To be done: Copy out all lines that hold "mich".

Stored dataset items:
===

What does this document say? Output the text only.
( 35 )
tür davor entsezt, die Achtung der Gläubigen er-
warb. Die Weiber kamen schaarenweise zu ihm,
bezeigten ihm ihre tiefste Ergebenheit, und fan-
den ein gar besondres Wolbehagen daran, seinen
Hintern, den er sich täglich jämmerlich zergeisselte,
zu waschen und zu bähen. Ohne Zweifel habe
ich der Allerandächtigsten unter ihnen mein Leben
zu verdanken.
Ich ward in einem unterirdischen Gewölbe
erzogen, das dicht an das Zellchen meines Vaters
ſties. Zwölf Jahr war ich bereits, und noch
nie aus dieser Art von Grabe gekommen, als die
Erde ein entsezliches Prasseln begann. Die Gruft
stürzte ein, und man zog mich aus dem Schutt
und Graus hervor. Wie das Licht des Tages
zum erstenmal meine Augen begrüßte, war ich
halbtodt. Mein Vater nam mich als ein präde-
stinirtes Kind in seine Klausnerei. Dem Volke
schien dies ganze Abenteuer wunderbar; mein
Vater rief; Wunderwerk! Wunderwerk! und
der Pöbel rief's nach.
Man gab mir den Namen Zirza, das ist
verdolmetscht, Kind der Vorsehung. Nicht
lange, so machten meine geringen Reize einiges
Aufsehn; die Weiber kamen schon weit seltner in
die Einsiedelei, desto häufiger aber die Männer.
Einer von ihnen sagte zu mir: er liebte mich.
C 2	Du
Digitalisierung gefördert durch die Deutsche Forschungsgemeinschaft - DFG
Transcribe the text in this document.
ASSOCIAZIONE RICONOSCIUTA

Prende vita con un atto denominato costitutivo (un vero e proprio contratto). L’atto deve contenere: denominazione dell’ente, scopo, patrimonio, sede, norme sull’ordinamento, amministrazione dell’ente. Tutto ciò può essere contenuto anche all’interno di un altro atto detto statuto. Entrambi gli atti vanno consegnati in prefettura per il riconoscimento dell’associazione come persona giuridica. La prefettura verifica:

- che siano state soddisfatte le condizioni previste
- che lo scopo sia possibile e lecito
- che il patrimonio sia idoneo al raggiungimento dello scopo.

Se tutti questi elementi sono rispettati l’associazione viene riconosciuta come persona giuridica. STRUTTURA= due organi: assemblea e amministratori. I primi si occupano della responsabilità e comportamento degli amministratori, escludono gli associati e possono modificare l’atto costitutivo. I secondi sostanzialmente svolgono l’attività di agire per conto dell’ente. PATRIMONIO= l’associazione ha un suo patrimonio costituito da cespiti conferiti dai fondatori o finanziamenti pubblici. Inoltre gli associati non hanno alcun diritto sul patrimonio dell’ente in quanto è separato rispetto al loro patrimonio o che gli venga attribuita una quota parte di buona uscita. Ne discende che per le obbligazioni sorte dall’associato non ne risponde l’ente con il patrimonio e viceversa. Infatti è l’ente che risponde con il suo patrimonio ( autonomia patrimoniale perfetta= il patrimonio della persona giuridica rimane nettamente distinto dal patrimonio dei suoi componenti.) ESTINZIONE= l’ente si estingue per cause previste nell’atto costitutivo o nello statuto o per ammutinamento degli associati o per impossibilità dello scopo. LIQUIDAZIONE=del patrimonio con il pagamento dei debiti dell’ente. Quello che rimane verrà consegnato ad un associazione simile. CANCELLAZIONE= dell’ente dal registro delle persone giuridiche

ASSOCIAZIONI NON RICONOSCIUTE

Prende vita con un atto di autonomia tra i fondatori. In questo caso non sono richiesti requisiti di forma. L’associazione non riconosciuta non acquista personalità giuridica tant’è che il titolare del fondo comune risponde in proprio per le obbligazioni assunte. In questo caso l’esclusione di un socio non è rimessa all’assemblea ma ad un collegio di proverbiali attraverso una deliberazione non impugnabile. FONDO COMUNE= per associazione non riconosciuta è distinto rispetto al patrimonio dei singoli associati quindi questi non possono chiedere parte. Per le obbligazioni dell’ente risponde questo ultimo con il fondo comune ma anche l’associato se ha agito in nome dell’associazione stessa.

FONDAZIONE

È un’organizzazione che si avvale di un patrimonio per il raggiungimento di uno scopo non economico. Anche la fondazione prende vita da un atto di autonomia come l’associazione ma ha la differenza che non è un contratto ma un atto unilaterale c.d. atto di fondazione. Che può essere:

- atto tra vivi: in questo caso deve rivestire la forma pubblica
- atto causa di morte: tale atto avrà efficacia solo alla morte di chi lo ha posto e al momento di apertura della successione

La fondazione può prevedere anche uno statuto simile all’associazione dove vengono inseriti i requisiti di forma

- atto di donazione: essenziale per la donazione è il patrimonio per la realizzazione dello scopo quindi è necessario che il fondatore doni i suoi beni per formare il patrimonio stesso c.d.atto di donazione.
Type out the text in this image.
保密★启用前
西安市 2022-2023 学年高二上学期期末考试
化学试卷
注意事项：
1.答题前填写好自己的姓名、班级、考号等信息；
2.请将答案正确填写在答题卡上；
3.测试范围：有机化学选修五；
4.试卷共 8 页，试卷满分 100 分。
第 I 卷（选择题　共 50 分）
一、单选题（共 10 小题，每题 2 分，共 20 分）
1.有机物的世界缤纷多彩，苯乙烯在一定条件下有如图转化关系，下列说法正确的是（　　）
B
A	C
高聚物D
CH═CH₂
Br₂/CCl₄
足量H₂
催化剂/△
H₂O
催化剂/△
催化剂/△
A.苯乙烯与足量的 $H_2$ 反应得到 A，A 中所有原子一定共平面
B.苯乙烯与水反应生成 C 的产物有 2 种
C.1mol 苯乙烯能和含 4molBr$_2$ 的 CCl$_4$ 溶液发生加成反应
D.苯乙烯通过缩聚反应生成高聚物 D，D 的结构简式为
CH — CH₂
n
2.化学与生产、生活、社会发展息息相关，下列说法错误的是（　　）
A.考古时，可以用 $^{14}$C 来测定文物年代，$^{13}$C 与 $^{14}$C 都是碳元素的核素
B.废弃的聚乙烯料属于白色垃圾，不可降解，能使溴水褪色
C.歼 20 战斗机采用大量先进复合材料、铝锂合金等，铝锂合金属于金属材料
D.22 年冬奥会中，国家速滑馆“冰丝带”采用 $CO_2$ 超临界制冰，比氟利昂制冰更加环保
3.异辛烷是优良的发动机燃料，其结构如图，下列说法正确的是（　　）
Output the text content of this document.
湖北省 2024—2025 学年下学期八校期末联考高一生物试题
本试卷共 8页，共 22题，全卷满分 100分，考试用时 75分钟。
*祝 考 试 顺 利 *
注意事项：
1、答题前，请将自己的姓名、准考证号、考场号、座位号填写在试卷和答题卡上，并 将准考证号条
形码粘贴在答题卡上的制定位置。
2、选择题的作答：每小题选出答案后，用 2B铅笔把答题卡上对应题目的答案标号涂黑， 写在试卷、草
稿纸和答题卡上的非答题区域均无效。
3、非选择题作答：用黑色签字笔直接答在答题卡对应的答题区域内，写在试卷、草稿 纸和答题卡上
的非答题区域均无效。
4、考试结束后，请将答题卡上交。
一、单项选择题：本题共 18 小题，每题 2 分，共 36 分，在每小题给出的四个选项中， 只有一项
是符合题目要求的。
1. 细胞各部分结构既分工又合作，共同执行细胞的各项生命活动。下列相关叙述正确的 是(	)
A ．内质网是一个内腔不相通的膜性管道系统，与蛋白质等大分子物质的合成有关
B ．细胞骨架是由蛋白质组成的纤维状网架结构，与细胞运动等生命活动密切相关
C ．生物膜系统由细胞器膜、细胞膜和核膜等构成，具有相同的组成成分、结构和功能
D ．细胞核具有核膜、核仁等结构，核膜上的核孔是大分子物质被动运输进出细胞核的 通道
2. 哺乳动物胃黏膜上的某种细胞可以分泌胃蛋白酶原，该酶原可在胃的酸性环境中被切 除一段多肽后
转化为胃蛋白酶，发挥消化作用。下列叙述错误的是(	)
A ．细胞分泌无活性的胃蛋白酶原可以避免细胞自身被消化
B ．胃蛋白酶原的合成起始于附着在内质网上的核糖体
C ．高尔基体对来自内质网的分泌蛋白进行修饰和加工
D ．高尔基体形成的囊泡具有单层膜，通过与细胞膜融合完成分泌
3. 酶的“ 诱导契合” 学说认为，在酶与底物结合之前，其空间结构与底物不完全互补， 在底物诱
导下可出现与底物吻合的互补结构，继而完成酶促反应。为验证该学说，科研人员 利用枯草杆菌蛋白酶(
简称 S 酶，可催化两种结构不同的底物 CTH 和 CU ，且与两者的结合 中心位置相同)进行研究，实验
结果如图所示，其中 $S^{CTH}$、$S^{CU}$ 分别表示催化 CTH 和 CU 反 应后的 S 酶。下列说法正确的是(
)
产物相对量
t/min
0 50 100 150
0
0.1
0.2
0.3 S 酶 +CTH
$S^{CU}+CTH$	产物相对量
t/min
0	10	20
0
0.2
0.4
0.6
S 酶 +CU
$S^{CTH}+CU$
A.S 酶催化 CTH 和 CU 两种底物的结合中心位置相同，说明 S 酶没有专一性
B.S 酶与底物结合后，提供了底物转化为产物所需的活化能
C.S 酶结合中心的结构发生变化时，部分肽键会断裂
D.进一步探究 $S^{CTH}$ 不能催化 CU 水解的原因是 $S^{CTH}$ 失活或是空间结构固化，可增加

===

Task response:
stürzte ein, und man zog mich aus dem Schutt
halbtodt. Mein Vater nam mich als ein präde-
Einer von ihnen sagte zu mir: er liebte mich.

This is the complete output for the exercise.